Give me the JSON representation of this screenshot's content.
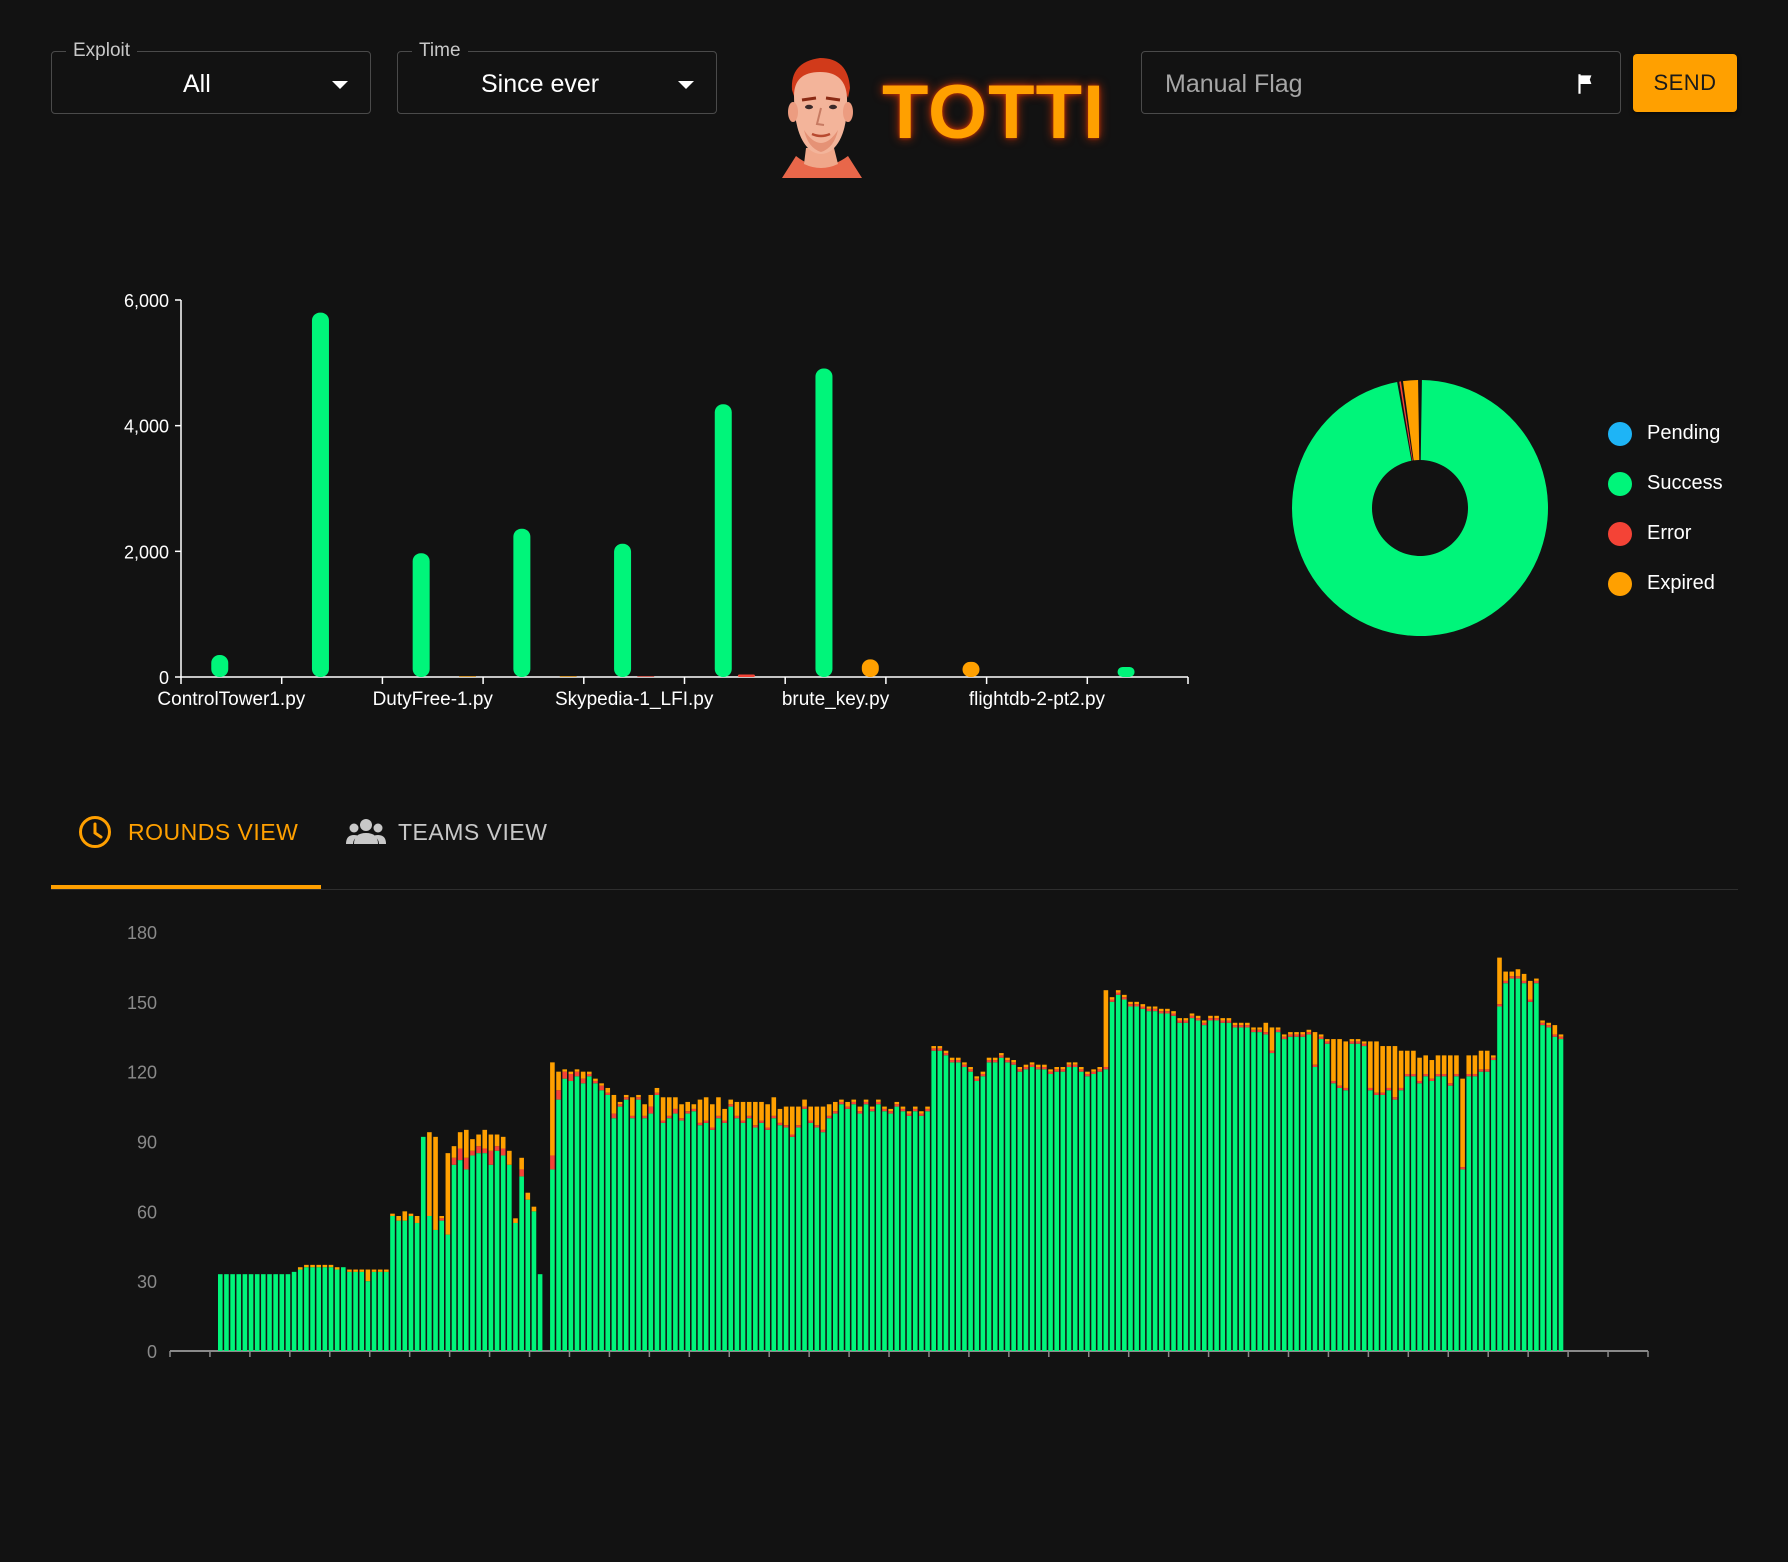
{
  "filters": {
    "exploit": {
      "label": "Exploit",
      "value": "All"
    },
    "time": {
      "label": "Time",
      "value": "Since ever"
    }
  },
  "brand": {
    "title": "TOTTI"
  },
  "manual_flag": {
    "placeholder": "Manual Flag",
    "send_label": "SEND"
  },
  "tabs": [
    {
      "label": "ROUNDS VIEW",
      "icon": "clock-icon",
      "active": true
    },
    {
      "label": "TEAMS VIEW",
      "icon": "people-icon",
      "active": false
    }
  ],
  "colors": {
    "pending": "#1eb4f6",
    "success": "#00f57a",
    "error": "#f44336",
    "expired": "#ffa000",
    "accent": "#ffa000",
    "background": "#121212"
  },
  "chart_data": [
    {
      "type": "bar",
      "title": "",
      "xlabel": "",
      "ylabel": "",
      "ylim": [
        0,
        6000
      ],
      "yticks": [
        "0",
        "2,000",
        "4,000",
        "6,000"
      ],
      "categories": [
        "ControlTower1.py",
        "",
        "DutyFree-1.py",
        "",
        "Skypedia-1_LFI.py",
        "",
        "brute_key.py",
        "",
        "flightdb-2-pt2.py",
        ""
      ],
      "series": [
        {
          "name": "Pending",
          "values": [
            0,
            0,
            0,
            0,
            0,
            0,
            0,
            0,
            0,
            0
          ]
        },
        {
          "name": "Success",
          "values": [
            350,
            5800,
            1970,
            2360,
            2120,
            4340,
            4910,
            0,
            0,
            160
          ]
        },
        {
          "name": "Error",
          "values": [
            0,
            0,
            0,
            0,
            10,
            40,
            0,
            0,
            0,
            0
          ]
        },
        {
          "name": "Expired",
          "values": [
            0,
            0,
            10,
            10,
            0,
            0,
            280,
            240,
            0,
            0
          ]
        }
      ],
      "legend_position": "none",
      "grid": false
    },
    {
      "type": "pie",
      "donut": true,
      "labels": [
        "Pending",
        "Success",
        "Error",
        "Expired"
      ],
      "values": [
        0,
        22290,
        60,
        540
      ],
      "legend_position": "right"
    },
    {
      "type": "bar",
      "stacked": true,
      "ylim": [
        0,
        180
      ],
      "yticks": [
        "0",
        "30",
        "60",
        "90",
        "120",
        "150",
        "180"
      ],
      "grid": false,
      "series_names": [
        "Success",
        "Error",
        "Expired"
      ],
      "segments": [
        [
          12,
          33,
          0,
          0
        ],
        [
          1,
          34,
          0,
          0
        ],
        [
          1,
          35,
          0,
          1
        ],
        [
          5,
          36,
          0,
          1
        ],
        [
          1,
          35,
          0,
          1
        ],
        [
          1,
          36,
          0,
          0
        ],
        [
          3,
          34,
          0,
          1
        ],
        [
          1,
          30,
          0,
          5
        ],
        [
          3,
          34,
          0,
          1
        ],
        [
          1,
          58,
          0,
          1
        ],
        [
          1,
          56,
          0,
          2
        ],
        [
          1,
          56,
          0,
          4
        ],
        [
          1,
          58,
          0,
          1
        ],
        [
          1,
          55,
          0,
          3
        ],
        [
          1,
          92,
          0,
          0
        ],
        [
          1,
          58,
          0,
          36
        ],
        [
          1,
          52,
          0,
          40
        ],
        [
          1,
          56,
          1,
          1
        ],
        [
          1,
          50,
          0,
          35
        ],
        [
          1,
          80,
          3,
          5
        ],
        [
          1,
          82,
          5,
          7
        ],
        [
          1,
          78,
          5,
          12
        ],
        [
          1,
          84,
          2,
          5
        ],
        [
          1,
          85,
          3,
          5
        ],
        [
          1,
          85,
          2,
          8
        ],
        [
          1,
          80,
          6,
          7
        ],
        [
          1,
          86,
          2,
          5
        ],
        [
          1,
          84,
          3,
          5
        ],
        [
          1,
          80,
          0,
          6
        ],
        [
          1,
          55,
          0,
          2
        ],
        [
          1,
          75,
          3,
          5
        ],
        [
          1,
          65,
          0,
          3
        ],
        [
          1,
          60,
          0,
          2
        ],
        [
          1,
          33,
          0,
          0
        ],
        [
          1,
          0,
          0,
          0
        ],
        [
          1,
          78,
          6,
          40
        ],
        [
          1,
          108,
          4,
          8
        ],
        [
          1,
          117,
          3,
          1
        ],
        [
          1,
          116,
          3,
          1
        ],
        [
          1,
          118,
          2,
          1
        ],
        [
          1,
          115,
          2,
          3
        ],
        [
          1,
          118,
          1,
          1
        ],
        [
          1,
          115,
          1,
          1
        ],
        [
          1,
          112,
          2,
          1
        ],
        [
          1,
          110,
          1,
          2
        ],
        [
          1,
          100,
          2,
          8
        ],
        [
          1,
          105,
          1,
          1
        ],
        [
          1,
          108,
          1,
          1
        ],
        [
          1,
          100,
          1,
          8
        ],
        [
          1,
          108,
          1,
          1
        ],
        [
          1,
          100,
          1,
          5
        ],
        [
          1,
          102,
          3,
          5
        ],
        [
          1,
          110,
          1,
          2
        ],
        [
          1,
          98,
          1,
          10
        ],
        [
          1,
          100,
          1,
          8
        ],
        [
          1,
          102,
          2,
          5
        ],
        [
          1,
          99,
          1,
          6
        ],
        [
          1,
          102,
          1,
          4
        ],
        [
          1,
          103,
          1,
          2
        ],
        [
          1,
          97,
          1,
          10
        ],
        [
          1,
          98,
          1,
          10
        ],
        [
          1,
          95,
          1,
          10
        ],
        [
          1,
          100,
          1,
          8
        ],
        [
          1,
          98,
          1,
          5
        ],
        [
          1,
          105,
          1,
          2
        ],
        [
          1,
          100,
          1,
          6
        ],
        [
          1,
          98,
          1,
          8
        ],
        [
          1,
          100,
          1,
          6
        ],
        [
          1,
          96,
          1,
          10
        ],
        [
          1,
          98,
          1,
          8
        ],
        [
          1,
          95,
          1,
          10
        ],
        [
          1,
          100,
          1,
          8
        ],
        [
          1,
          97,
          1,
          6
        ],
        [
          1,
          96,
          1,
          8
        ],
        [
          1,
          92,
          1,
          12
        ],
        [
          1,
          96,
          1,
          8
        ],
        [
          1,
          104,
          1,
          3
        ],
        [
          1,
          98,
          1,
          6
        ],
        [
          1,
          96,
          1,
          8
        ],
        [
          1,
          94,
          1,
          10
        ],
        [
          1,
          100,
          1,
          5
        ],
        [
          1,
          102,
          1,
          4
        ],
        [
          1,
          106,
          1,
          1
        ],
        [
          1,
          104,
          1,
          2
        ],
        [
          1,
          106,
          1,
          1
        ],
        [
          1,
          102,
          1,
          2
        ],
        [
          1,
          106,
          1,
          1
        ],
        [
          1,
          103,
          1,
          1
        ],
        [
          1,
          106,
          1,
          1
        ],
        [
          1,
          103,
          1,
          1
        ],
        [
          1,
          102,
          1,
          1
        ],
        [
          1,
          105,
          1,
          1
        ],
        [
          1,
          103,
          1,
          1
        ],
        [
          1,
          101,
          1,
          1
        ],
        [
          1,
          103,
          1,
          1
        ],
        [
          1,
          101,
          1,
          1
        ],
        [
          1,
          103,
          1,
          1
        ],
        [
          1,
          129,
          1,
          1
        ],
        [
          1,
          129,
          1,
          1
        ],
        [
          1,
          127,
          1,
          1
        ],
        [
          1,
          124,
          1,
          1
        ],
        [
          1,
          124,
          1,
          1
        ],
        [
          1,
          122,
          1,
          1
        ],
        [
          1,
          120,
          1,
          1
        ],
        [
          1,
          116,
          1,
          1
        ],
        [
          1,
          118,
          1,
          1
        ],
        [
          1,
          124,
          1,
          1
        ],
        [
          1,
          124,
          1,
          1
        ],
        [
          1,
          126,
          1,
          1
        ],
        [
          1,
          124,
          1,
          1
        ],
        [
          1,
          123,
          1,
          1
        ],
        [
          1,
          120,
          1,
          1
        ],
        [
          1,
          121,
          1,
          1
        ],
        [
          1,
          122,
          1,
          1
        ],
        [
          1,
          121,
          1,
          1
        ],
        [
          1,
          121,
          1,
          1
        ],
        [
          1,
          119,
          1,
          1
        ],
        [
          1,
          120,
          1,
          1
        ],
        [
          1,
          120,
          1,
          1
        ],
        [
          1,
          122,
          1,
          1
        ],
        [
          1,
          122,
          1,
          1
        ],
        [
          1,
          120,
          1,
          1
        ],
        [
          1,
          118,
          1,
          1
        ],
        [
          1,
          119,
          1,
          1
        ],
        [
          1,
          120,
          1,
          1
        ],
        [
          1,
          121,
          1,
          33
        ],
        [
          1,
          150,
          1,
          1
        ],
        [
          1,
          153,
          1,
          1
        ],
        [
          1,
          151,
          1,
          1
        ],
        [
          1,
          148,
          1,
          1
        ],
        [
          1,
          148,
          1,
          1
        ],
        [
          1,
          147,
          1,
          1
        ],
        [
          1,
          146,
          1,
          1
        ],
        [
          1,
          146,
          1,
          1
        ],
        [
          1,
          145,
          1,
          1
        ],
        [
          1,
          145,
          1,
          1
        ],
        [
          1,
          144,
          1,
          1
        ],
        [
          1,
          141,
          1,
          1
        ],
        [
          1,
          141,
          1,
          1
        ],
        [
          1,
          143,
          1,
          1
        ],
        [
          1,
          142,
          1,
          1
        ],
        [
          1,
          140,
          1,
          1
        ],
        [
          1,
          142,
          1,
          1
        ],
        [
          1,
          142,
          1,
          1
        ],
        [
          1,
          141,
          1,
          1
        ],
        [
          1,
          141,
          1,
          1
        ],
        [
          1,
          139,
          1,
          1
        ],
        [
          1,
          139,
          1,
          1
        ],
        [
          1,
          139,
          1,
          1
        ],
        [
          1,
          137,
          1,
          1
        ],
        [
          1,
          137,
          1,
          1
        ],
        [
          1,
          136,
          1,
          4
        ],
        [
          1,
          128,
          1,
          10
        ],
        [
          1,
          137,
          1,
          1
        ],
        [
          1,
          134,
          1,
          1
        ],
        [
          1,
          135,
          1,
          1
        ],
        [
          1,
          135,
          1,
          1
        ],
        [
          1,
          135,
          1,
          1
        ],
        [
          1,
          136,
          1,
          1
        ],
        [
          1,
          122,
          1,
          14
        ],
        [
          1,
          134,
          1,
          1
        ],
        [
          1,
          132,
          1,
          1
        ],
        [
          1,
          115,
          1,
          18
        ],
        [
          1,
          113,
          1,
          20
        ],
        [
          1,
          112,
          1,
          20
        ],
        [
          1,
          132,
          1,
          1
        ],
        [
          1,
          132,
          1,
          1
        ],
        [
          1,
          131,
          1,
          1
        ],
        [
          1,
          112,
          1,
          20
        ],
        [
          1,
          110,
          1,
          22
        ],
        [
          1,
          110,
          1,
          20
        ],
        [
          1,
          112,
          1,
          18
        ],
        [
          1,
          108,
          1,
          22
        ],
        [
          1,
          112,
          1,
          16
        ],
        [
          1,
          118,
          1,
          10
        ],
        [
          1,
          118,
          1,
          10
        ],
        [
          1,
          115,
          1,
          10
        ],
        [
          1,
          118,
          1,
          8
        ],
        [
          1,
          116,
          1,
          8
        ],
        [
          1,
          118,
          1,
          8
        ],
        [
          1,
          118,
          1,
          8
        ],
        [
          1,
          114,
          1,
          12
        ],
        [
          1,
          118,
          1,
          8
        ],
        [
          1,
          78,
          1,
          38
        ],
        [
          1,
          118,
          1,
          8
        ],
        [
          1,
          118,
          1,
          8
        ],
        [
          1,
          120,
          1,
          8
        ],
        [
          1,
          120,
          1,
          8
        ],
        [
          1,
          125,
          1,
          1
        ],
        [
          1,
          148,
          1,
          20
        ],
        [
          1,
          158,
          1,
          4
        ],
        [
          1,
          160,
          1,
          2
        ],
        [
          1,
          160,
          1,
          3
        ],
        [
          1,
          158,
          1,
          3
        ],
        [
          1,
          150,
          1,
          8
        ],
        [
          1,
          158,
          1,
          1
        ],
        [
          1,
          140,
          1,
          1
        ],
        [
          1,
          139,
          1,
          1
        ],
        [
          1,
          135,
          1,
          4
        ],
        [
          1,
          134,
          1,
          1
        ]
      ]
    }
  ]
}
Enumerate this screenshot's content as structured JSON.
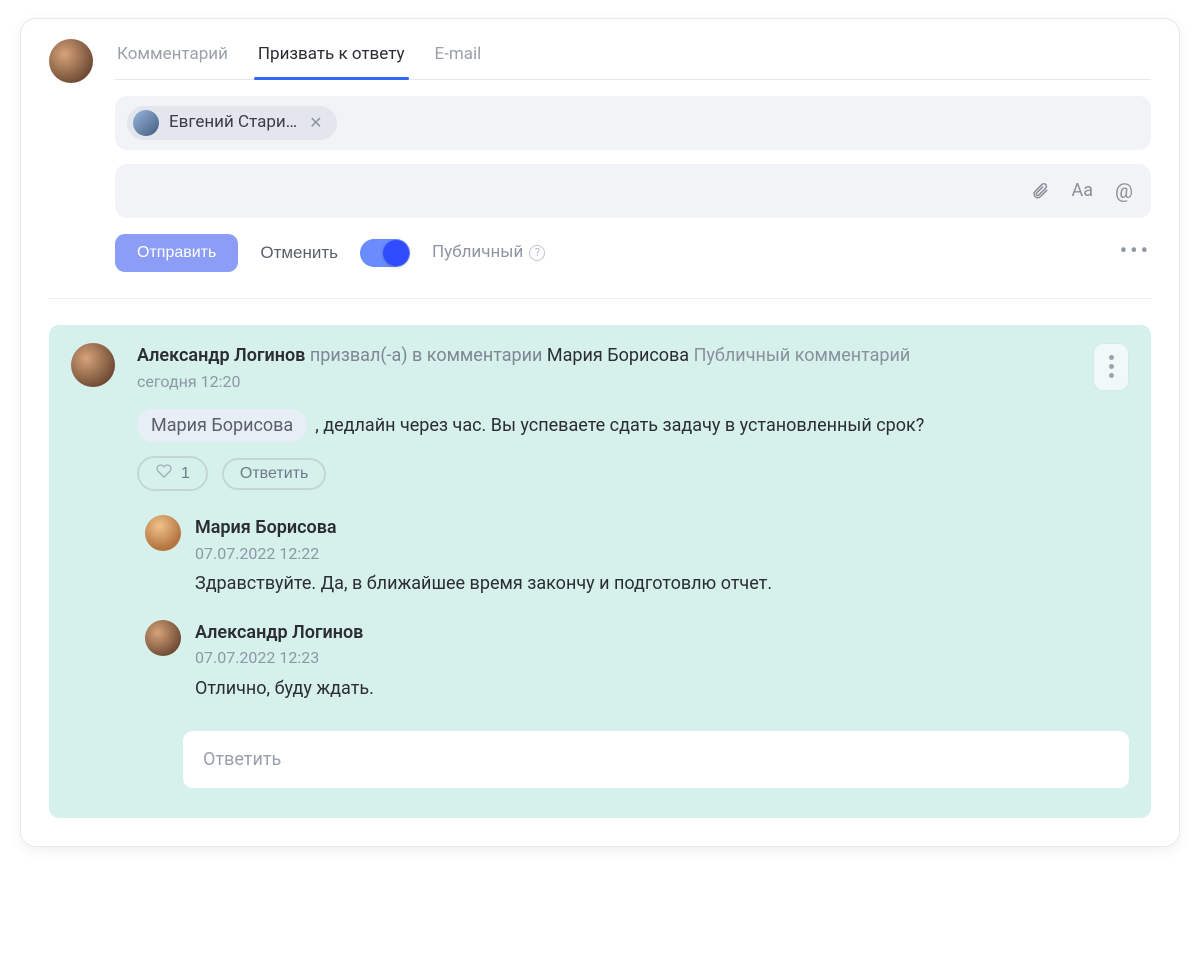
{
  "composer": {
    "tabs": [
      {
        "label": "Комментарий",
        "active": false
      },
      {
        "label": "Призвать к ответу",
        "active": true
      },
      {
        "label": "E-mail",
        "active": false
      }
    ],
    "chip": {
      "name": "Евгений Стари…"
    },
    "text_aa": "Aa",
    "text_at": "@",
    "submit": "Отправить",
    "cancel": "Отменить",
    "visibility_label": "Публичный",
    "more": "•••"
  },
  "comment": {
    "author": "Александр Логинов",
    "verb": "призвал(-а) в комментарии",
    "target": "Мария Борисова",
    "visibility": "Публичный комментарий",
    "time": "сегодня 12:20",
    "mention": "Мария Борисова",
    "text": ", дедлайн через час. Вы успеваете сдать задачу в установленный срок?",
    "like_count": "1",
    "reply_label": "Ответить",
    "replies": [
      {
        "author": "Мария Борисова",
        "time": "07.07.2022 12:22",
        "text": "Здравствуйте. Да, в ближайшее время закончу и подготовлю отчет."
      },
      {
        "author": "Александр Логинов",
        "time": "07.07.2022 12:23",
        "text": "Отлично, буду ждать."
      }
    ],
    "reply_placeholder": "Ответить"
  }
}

• [Given instruction]:
Retype exactly the lines above, starting at the line containing "Enumerate this screenshot's" and ending with the last line, both included; leave out the pictures.

• [Complete output]:
Enumerate this screenshot's content as structured JSON.
{
  "composer": {
    "tabs": [
      {
        "label": "Комментарий",
        "active": false
      },
      {
        "label": "Призвать к ответу",
        "active": true
      },
      {
        "label": "E-mail",
        "active": false
      }
    ],
    "chip": {
      "name": "Евгений Стари…"
    },
    "text_aa": "Aa",
    "text_at": "@",
    "submit": "Отправить",
    "cancel": "Отменить",
    "visibility_label": "Публичный",
    "more": "•••"
  },
  "comment": {
    "author": "Александр Логинов",
    "verb": "призвал(-а) в комментарии",
    "target": "Мария Борисова",
    "visibility": "Публичный комментарий",
    "time": "сегодня 12:20",
    "mention": "Мария Борисова",
    "text": ", дедлайн через час. Вы успеваете сдать задачу в установленный срок?",
    "like_count": "1",
    "reply_label": "Ответить",
    "replies": [
      {
        "author": "Мария Борисова",
        "time": "07.07.2022 12:22",
        "text": "Здравствуйте. Да, в ближайшее время закончу и подготовлю отчет."
      },
      {
        "author": "Александр Логинов",
        "time": "07.07.2022 12:23",
        "text": "Отлично, буду ждать."
      }
    ],
    "reply_placeholder": "Ответить"
  }
}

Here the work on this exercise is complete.